[RECORDS SUPPLIED Boundary: Start]
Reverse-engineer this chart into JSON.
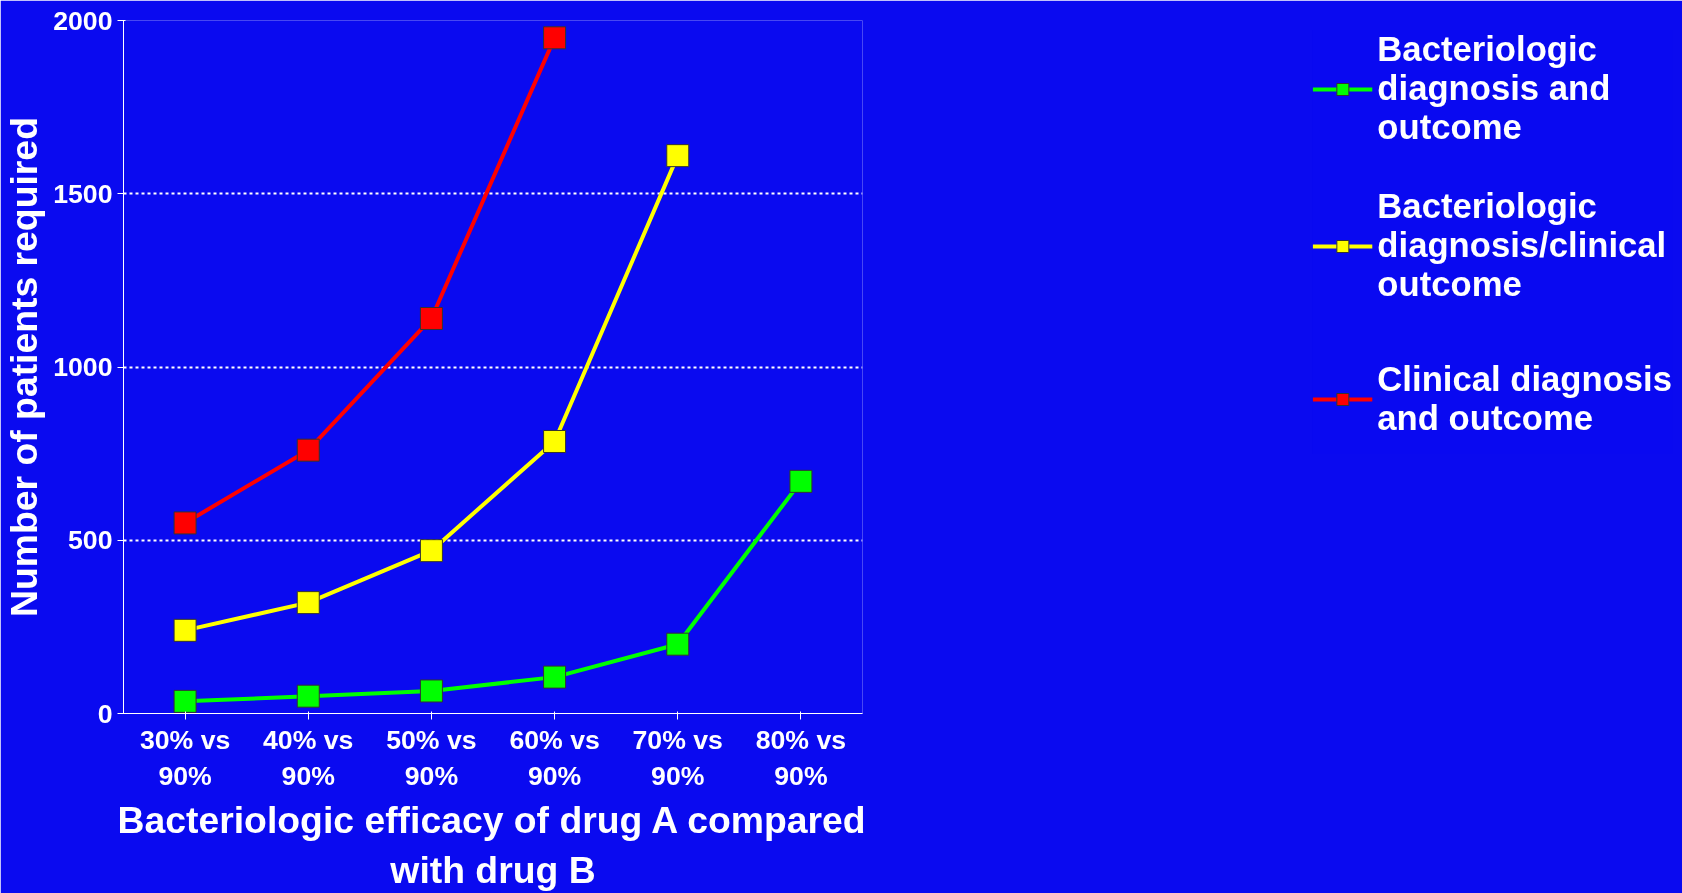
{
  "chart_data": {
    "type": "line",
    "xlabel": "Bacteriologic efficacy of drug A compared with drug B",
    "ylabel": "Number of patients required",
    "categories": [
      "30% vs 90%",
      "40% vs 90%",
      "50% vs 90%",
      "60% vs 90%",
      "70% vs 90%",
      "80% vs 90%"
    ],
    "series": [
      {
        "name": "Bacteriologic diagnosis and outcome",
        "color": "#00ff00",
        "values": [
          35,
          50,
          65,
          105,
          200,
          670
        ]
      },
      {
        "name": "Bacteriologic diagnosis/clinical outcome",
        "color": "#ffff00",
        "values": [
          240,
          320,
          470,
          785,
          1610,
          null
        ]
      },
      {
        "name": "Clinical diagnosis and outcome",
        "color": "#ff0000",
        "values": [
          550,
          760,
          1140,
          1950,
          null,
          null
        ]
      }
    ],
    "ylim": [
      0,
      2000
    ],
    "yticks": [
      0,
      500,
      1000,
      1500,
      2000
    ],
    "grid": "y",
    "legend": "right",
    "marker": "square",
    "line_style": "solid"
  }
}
[RECORDS SUPPLIED Boundary: End]
> [THE PROBLEM]
In which lines of the records does the word "diagnosis" appear? Copy each of them.

> [ANSWER SPACE]
        "name": "Bacteriologic diagnosis and outcome",
        "name": "Bacteriologic diagnosis/clinical outcome",
        "name": "Clinical diagnosis and outcome",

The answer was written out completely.